CHALLENGE: Below, find each line holding "FFFFFF" and state how many there are, using the number alone.
━━━━━━━━━━━━━━━━━━━━━━━━━━━━━━
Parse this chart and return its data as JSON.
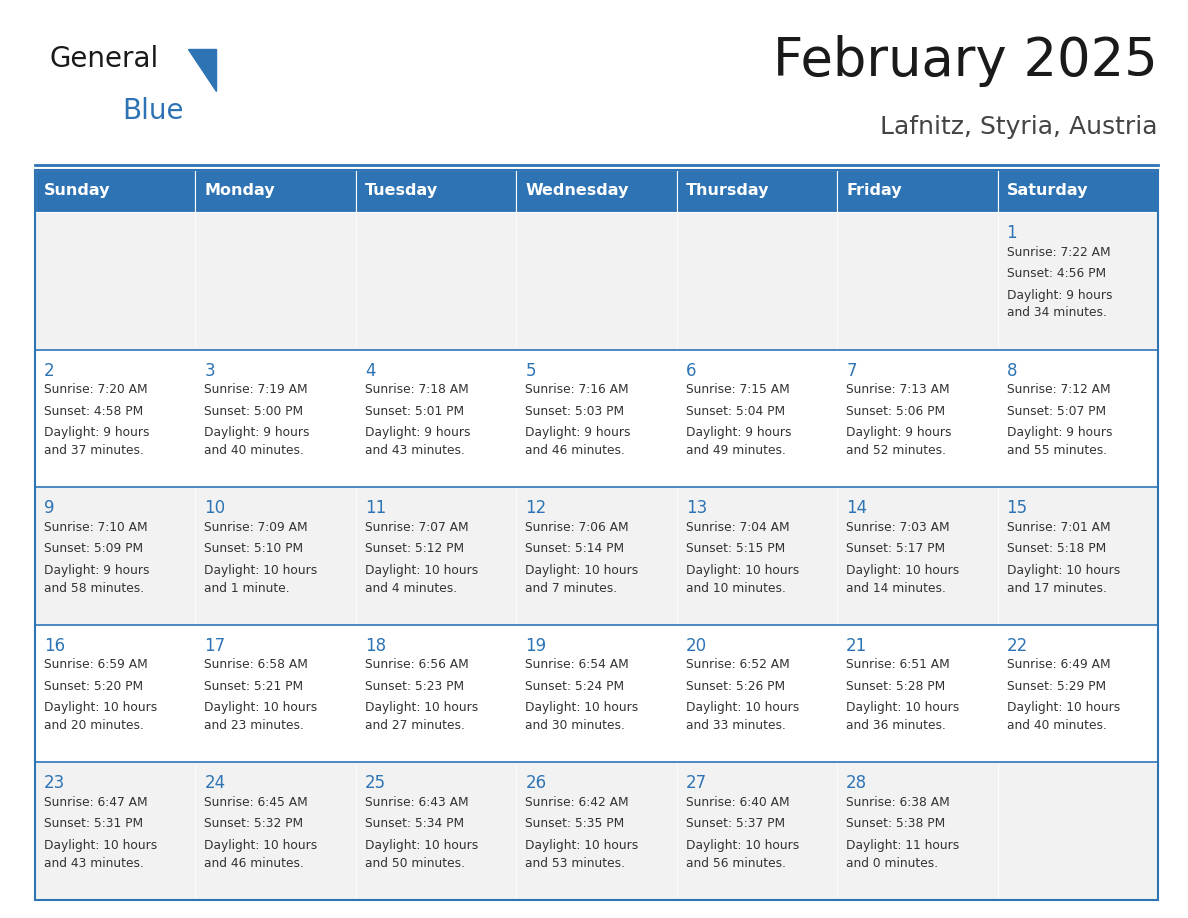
{
  "title": "February 2025",
  "subtitle": "Lafnitz, Styria, Austria",
  "days_of_week": [
    "Sunday",
    "Monday",
    "Tuesday",
    "Wednesday",
    "Thursday",
    "Friday",
    "Saturday"
  ],
  "header_bg": "#2E74B5",
  "header_text": "#FFFFFF",
  "row_bg_even": "#F2F2F2",
  "row_bg_odd": "#FFFFFF",
  "divider_color": "#2E74B5",
  "title_color": "#1a1a1a",
  "subtitle_color": "#444444",
  "day_number_color": "#2E74B5",
  "cell_text_color": "#333333",
  "logo_general_color": "#1a1a1a",
  "logo_blue_color": "#2E74B5",
  "logo_triangle_color": "#2E74B5",
  "calendar": [
    [
      {
        "day": null,
        "sunrise": null,
        "sunset": null,
        "daylight": null
      },
      {
        "day": null,
        "sunrise": null,
        "sunset": null,
        "daylight": null
      },
      {
        "day": null,
        "sunrise": null,
        "sunset": null,
        "daylight": null
      },
      {
        "day": null,
        "sunrise": null,
        "sunset": null,
        "daylight": null
      },
      {
        "day": null,
        "sunrise": null,
        "sunset": null,
        "daylight": null
      },
      {
        "day": null,
        "sunrise": null,
        "sunset": null,
        "daylight": null
      },
      {
        "day": 1,
        "sunrise": "7:22 AM",
        "sunset": "4:56 PM",
        "daylight": "9 hours\nand 34 minutes."
      }
    ],
    [
      {
        "day": 2,
        "sunrise": "7:20 AM",
        "sunset": "4:58 PM",
        "daylight": "9 hours\nand 37 minutes."
      },
      {
        "day": 3,
        "sunrise": "7:19 AM",
        "sunset": "5:00 PM",
        "daylight": "9 hours\nand 40 minutes."
      },
      {
        "day": 4,
        "sunrise": "7:18 AM",
        "sunset": "5:01 PM",
        "daylight": "9 hours\nand 43 minutes."
      },
      {
        "day": 5,
        "sunrise": "7:16 AM",
        "sunset": "5:03 PM",
        "daylight": "9 hours\nand 46 minutes."
      },
      {
        "day": 6,
        "sunrise": "7:15 AM",
        "sunset": "5:04 PM",
        "daylight": "9 hours\nand 49 minutes."
      },
      {
        "day": 7,
        "sunrise": "7:13 AM",
        "sunset": "5:06 PM",
        "daylight": "9 hours\nand 52 minutes."
      },
      {
        "day": 8,
        "sunrise": "7:12 AM",
        "sunset": "5:07 PM",
        "daylight": "9 hours\nand 55 minutes."
      }
    ],
    [
      {
        "day": 9,
        "sunrise": "7:10 AM",
        "sunset": "5:09 PM",
        "daylight": "9 hours\nand 58 minutes."
      },
      {
        "day": 10,
        "sunrise": "7:09 AM",
        "sunset": "5:10 PM",
        "daylight": "10 hours\nand 1 minute."
      },
      {
        "day": 11,
        "sunrise": "7:07 AM",
        "sunset": "5:12 PM",
        "daylight": "10 hours\nand 4 minutes."
      },
      {
        "day": 12,
        "sunrise": "7:06 AM",
        "sunset": "5:14 PM",
        "daylight": "10 hours\nand 7 minutes."
      },
      {
        "day": 13,
        "sunrise": "7:04 AM",
        "sunset": "5:15 PM",
        "daylight": "10 hours\nand 10 minutes."
      },
      {
        "day": 14,
        "sunrise": "7:03 AM",
        "sunset": "5:17 PM",
        "daylight": "10 hours\nand 14 minutes."
      },
      {
        "day": 15,
        "sunrise": "7:01 AM",
        "sunset": "5:18 PM",
        "daylight": "10 hours\nand 17 minutes."
      }
    ],
    [
      {
        "day": 16,
        "sunrise": "6:59 AM",
        "sunset": "5:20 PM",
        "daylight": "10 hours\nand 20 minutes."
      },
      {
        "day": 17,
        "sunrise": "6:58 AM",
        "sunset": "5:21 PM",
        "daylight": "10 hours\nand 23 minutes."
      },
      {
        "day": 18,
        "sunrise": "6:56 AM",
        "sunset": "5:23 PM",
        "daylight": "10 hours\nand 27 minutes."
      },
      {
        "day": 19,
        "sunrise": "6:54 AM",
        "sunset": "5:24 PM",
        "daylight": "10 hours\nand 30 minutes."
      },
      {
        "day": 20,
        "sunrise": "6:52 AM",
        "sunset": "5:26 PM",
        "daylight": "10 hours\nand 33 minutes."
      },
      {
        "day": 21,
        "sunrise": "6:51 AM",
        "sunset": "5:28 PM",
        "daylight": "10 hours\nand 36 minutes."
      },
      {
        "day": 22,
        "sunrise": "6:49 AM",
        "sunset": "5:29 PM",
        "daylight": "10 hours\nand 40 minutes."
      }
    ],
    [
      {
        "day": 23,
        "sunrise": "6:47 AM",
        "sunset": "5:31 PM",
        "daylight": "10 hours\nand 43 minutes."
      },
      {
        "day": 24,
        "sunrise": "6:45 AM",
        "sunset": "5:32 PM",
        "daylight": "10 hours\nand 46 minutes."
      },
      {
        "day": 25,
        "sunrise": "6:43 AM",
        "sunset": "5:34 PM",
        "daylight": "10 hours\nand 50 minutes."
      },
      {
        "day": 26,
        "sunrise": "6:42 AM",
        "sunset": "5:35 PM",
        "daylight": "10 hours\nand 53 minutes."
      },
      {
        "day": 27,
        "sunrise": "6:40 AM",
        "sunset": "5:37 PM",
        "daylight": "10 hours\nand 56 minutes."
      },
      {
        "day": 28,
        "sunrise": "6:38 AM",
        "sunset": "5:38 PM",
        "daylight": "11 hours\nand 0 minutes."
      },
      {
        "day": null,
        "sunrise": null,
        "sunset": null,
        "daylight": null
      }
    ]
  ],
  "figsize": [
    11.88,
    9.18
  ],
  "dpi": 100
}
━━━━━━━━━━━━━━━━━━━━━━━━━━━━━━
ANSWER TO THE PROBLEM: 2